● PROBLEM DETAILS:
Take the material below and retype it in full; pictures are left out.

== DATA TO PROCESS

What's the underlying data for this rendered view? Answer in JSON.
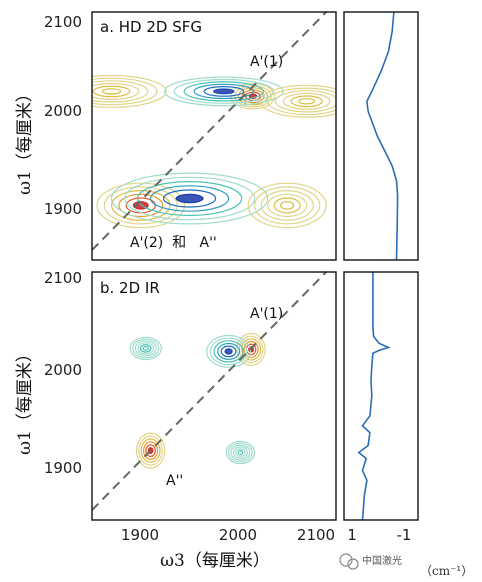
{
  "chart_data": [
    {
      "type": "heatmap",
      "panel": "a",
      "title": "a. HD 2D SFG",
      "xlim": [
        1860,
        2110
      ],
      "ylim": [
        1850,
        2100
      ],
      "y_ticks": [
        "2100",
        "2000",
        "1900"
      ],
      "diagonal": "dashed",
      "annotations": [
        "A'(1)",
        "A'(2)  和   A''"
      ],
      "peaks": [
        {
          "w3": 2025,
          "w1": 2015,
          "sign": "positive",
          "amp": 1.0,
          "sw3": 14,
          "sw1": 8
        },
        {
          "w3": 1995,
          "w1": 2020,
          "sign": "negative",
          "amp": 0.9,
          "sw3": 38,
          "sw1": 9
        },
        {
          "w3": 1910,
          "w1": 1905,
          "sign": "positive",
          "amp": 0.95,
          "sw3": 28,
          "sw1": 14
        },
        {
          "w3": 1960,
          "w1": 1912,
          "sign": "negative",
          "amp": 1.0,
          "sw3": 50,
          "sw1": 16
        },
        {
          "w3": 1880,
          "w1": 2020,
          "sign": "positive",
          "amp": 0.35,
          "sw3": 35,
          "sw1": 10
        },
        {
          "w3": 2080,
          "w1": 2010,
          "sign": "positive",
          "amp": 0.35,
          "sw3": 30,
          "sw1": 10
        },
        {
          "w3": 2060,
          "w1": 1905,
          "sign": "positive",
          "amp": 0.35,
          "sw3": 25,
          "sw1": 14
        }
      ]
    },
    {
      "type": "heatmap",
      "panel": "b",
      "title": "b. 2D IR",
      "xlim": [
        1860,
        2110
      ],
      "ylim": [
        1850,
        2100
      ],
      "x_ticks": [
        "1900",
        "2000",
        "2100"
      ],
      "y_ticks": [
        "2100",
        "2000",
        "1900"
      ],
      "xlabel": "ω3（每厘米）",
      "diagonal": "dashed",
      "annotations": [
        "A'(1)",
        "A''"
      ],
      "peaks": [
        {
          "w3": 2023,
          "w1": 2022,
          "sign": "positive",
          "amp": 1.0,
          "sw3": 9,
          "sw1": 10
        },
        {
          "w3": 2000,
          "w1": 2020,
          "sign": "negative",
          "amp": 0.9,
          "sw3": 14,
          "sw1": 10
        },
        {
          "w3": 1920,
          "w1": 1920,
          "sign": "positive",
          "amp": 0.9,
          "sw3": 9,
          "sw1": 11
        },
        {
          "w3": 1915,
          "w1": 2023,
          "sign": "negative",
          "amp": 0.3,
          "sw3": 10,
          "sw1": 7
        },
        {
          "w3": 2012,
          "w1": 1918,
          "sign": "negative",
          "amp": 0.25,
          "sw3": 9,
          "sw1": 7
        }
      ]
    },
    {
      "type": "line",
      "panel": "a-side",
      "xlim": [
        1,
        -1
      ],
      "ylim": [
        1850,
        2100
      ],
      "points": [
        [
          -0.35,
          2100
        ],
        [
          -0.3,
          2080
        ],
        [
          -0.2,
          2060
        ],
        [
          0.0,
          2040
        ],
        [
          0.25,
          2020
        ],
        [
          0.38,
          2010
        ],
        [
          0.35,
          2000
        ],
        [
          0.25,
          1990
        ],
        [
          0.1,
          1975
        ],
        [
          -0.1,
          1960
        ],
        [
          -0.3,
          1945
        ],
        [
          -0.42,
          1930
        ],
        [
          -0.45,
          1915
        ],
        [
          -0.44,
          1890
        ],
        [
          -0.42,
          1850
        ]
      ]
    },
    {
      "type": "line",
      "panel": "b-side",
      "x_ticks": [
        "1",
        "-1"
      ],
      "xlim": [
        1,
        -1
      ],
      "ylim": [
        1850,
        2100
      ],
      "points": [
        [
          0.22,
          2100
        ],
        [
          0.22,
          2045
        ],
        [
          0.2,
          2035
        ],
        [
          0.05,
          2028
        ],
        [
          -0.2,
          2024
        ],
        [
          0.05,
          2021
        ],
        [
          0.22,
          2018
        ],
        [
          0.25,
          2005
        ],
        [
          0.27,
          1990
        ],
        [
          0.25,
          1975
        ],
        [
          0.3,
          1955
        ],
        [
          0.5,
          1945
        ],
        [
          0.3,
          1938
        ],
        [
          0.35,
          1925
        ],
        [
          0.6,
          1918
        ],
        [
          0.4,
          1912
        ],
        [
          0.5,
          1900
        ],
        [
          0.38,
          1890
        ],
        [
          0.45,
          1875
        ],
        [
          0.5,
          1850
        ]
      ]
    }
  ],
  "y_axis_label": "ω1（每厘米）",
  "unit_label": "（cm⁻¹）",
  "watermark": "中国激光"
}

====

● FINAL RESULT:
What's the underlying data for this rendered view? Answer in JSON.
{
  "chart_data": [
    {
      "type": "heatmap",
      "panel": "a",
      "title": "a. HD 2D SFG",
      "xlim": [
        1860,
        2110
      ],
      "ylim": [
        1850,
        2100
      ],
      "y_ticks": [
        "2100",
        "2000",
        "1900"
      ],
      "diagonal": "dashed",
      "annotations": [
        "A'(1)",
        "A'(2)  和   A''"
      ],
      "peaks": [
        {
          "w3": 2025,
          "w1": 2015,
          "sign": "positive",
          "amp": 1.0,
          "sw3": 14,
          "sw1": 8
        },
        {
          "w3": 1995,
          "w1": 2020,
          "sign": "negative",
          "amp": 0.9,
          "sw3": 38,
          "sw1": 9
        },
        {
          "w3": 1910,
          "w1": 1905,
          "sign": "positive",
          "amp": 0.95,
          "sw3": 28,
          "sw1": 14
        },
        {
          "w3": 1960,
          "w1": 1912,
          "sign": "negative",
          "amp": 1.0,
          "sw3": 50,
          "sw1": 16
        },
        {
          "w3": 1880,
          "w1": 2020,
          "sign": "positive",
          "amp": 0.35,
          "sw3": 35,
          "sw1": 10
        },
        {
          "w3": 2080,
          "w1": 2010,
          "sign": "positive",
          "amp": 0.35,
          "sw3": 30,
          "sw1": 10
        },
        {
          "w3": 2060,
          "w1": 1905,
          "sign": "positive",
          "amp": 0.35,
          "sw3": 25,
          "sw1": 14
        }
      ]
    },
    {
      "type": "heatmap",
      "panel": "b",
      "title": "b. 2D IR",
      "xlim": [
        1860,
        2110
      ],
      "ylim": [
        1850,
        2100
      ],
      "x_ticks": [
        "1900",
        "2000",
        "2100"
      ],
      "y_ticks": [
        "2100",
        "2000",
        "1900"
      ],
      "xlabel": "ω3（每厘米）",
      "diagonal": "dashed",
      "annotations": [
        "A'(1)",
        "A''"
      ],
      "peaks": [
        {
          "w3": 2023,
          "w1": 2022,
          "sign": "positive",
          "amp": 1.0,
          "sw3": 9,
          "sw1": 10
        },
        {
          "w3": 2000,
          "w1": 2020,
          "sign": "negative",
          "amp": 0.9,
          "sw3": 14,
          "sw1": 10
        },
        {
          "w3": 1920,
          "w1": 1920,
          "sign": "positive",
          "amp": 0.9,
          "sw3": 9,
          "sw1": 11
        },
        {
          "w3": 1915,
          "w1": 2023,
          "sign": "negative",
          "amp": 0.3,
          "sw3": 10,
          "sw1": 7
        },
        {
          "w3": 2012,
          "w1": 1918,
          "sign": "negative",
          "amp": 0.25,
          "sw3": 9,
          "sw1": 7
        }
      ]
    },
    {
      "type": "line",
      "panel": "a-side",
      "xlim": [
        1,
        -1
      ],
      "ylim": [
        1850,
        2100
      ],
      "points": [
        [
          -0.35,
          2100
        ],
        [
          -0.3,
          2080
        ],
        [
          -0.2,
          2060
        ],
        [
          0.0,
          2040
        ],
        [
          0.25,
          2020
        ],
        [
          0.38,
          2010
        ],
        [
          0.35,
          2000
        ],
        [
          0.25,
          1990
        ],
        [
          0.1,
          1975
        ],
        [
          -0.1,
          1960
        ],
        [
          -0.3,
          1945
        ],
        [
          -0.42,
          1930
        ],
        [
          -0.45,
          1915
        ],
        [
          -0.44,
          1890
        ],
        [
          -0.42,
          1850
        ]
      ]
    },
    {
      "type": "line",
      "panel": "b-side",
      "x_ticks": [
        "1",
        "-1"
      ],
      "xlim": [
        1,
        -1
      ],
      "ylim": [
        1850,
        2100
      ],
      "points": [
        [
          0.22,
          2100
        ],
        [
          0.22,
          2045
        ],
        [
          0.2,
          2035
        ],
        [
          0.05,
          2028
        ],
        [
          -0.2,
          2024
        ],
        [
          0.05,
          2021
        ],
        [
          0.22,
          2018
        ],
        [
          0.25,
          2005
        ],
        [
          0.27,
          1990
        ],
        [
          0.25,
          1975
        ],
        [
          0.3,
          1955
        ],
        [
          0.5,
          1945
        ],
        [
          0.3,
          1938
        ],
        [
          0.35,
          1925
        ],
        [
          0.6,
          1918
        ],
        [
          0.4,
          1912
        ],
        [
          0.5,
          1900
        ],
        [
          0.38,
          1890
        ],
        [
          0.45,
          1875
        ],
        [
          0.5,
          1850
        ]
      ]
    }
  ],
  "y_axis_label": "ω1（每厘米）",
  "unit_label": "（cm⁻¹）",
  "watermark": "中国激光"
}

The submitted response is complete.